# GIVEN EXERCISE
Reproduce each of the following records line for line, with no changes.

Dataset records
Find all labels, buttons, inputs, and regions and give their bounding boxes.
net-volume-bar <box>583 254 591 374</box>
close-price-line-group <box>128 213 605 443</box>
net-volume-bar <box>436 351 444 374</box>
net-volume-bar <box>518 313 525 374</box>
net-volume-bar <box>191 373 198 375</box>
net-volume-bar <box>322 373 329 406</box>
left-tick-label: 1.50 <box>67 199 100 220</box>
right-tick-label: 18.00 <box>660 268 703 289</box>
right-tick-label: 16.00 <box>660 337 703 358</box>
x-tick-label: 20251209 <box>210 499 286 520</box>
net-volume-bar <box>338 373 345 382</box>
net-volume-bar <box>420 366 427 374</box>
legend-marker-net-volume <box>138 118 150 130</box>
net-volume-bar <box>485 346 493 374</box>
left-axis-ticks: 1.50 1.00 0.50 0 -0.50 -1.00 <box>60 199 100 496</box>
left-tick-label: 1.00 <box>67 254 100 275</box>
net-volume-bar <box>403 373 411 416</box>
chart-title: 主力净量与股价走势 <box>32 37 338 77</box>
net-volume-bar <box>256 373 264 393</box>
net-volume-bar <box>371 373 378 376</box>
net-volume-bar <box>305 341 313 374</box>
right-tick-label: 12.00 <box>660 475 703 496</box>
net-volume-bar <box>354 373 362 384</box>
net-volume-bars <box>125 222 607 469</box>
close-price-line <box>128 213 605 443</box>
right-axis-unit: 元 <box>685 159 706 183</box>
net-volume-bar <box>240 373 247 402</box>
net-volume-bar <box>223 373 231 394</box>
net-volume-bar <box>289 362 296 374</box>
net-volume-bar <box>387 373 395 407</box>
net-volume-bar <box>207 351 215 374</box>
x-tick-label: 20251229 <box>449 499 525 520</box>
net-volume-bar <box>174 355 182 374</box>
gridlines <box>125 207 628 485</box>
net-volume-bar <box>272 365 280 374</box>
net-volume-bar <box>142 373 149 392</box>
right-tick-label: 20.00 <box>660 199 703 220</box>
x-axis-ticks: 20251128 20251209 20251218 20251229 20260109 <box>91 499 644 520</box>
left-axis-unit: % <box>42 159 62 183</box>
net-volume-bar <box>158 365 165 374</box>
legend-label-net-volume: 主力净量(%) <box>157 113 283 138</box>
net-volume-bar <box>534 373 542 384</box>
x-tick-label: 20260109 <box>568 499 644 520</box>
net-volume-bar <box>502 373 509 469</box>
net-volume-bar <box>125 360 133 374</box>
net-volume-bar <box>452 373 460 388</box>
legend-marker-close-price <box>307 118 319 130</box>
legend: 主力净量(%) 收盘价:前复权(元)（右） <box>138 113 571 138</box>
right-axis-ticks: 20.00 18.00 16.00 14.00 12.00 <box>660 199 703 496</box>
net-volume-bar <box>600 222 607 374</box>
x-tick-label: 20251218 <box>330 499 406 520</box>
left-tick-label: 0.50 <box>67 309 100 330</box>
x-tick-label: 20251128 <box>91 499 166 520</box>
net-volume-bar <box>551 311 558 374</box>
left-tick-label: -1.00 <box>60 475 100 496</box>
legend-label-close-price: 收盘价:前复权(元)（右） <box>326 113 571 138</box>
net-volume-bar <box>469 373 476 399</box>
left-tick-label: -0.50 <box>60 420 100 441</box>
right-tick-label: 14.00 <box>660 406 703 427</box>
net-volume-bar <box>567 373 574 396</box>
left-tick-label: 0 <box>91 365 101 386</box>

# TASK RESPONSE
Find all labels, buttons, inputs, and regions and give their bounding boxes.
net-volume-bar <box>583 254 591 374</box>
close-price-line-group <box>128 213 605 443</box>
net-volume-bar <box>436 351 444 374</box>
net-volume-bar <box>518 313 525 374</box>
net-volume-bar <box>191 373 198 375</box>
net-volume-bar <box>322 373 329 406</box>
left-tick-label: 1.50 <box>67 199 100 220</box>
right-tick-label: 18.00 <box>660 268 703 289</box>
right-tick-label: 16.00 <box>660 337 703 358</box>
x-tick-label: 20251209 <box>210 499 286 520</box>
net-volume-bar <box>338 373 345 382</box>
net-volume-bar <box>420 366 427 374</box>
legend-marker-net-volume <box>138 118 150 130</box>
net-volume-bar <box>485 346 493 374</box>
left-axis-ticks: 1.50 1.00 0.50 0 -0.50 -1.00 <box>60 199 100 496</box>
left-tick-label: 1.00 <box>67 254 100 275</box>
net-volume-bar <box>403 373 411 416</box>
chart-title: 主力净量与股价走势 <box>32 37 338 77</box>
net-volume-bar <box>256 373 264 393</box>
net-volume-bar <box>371 373 378 376</box>
net-volume-bar <box>305 341 313 374</box>
right-tick-label: 12.00 <box>660 475 703 496</box>
net-volume-bar <box>354 373 362 384</box>
net-volume-bars <box>125 222 607 469</box>
close-price-line <box>128 213 605 443</box>
right-axis-unit: 元 <box>685 159 706 183</box>
net-volume-bar <box>240 373 247 402</box>
net-volume-bar <box>223 373 231 394</box>
net-volume-bar <box>289 362 296 374</box>
net-volume-bar <box>387 373 395 407</box>
net-volume-bar <box>207 351 215 374</box>
x-tick-label: 20251229 <box>449 499 525 520</box>
net-volume-bar <box>174 355 182 374</box>
gridlines <box>125 207 628 485</box>
net-volume-bar <box>272 365 280 374</box>
net-volume-bar <box>142 373 149 392</box>
right-tick-label: 20.00 <box>660 199 703 220</box>
x-axis-ticks: 20251128 20251209 20251218 20251229 20260109 <box>91 499 644 520</box>
left-axis-unit: % <box>42 159 62 183</box>
net-volume-bar <box>158 365 165 374</box>
legend-label-net-volume: 主力净量(%) <box>157 113 283 138</box>
net-volume-bar <box>534 373 542 384</box>
x-tick-label: 20260109 <box>568 499 644 520</box>
net-volume-bar <box>502 373 509 469</box>
net-volume-bar <box>125 360 133 374</box>
net-volume-bar <box>452 373 460 388</box>
legend-marker-close-price <box>307 118 319 130</box>
legend: 主力净量(%) 收盘价:前复权(元)（右） <box>138 113 571 138</box>
right-axis-ticks: 20.00 18.00 16.00 14.00 12.00 <box>660 199 703 496</box>
net-volume-bar <box>600 222 607 374</box>
x-tick-label: 20251218 <box>330 499 406 520</box>
left-tick-label: 0.50 <box>67 309 100 330</box>
x-tick-label: 20251128 <box>91 499 166 520</box>
net-volume-bar <box>551 311 558 374</box>
left-tick-label: -1.00 <box>60 475 100 496</box>
legend-label-close-price: 收盘价:前复权(元)（右） <box>326 113 571 138</box>
net-volume-bar <box>469 373 476 399</box>
left-tick-label: -0.50 <box>60 420 100 441</box>
right-tick-label: 14.00 <box>660 406 703 427</box>
net-volume-bar <box>567 373 574 396</box>
left-tick-label: 0 <box>91 365 101 386</box>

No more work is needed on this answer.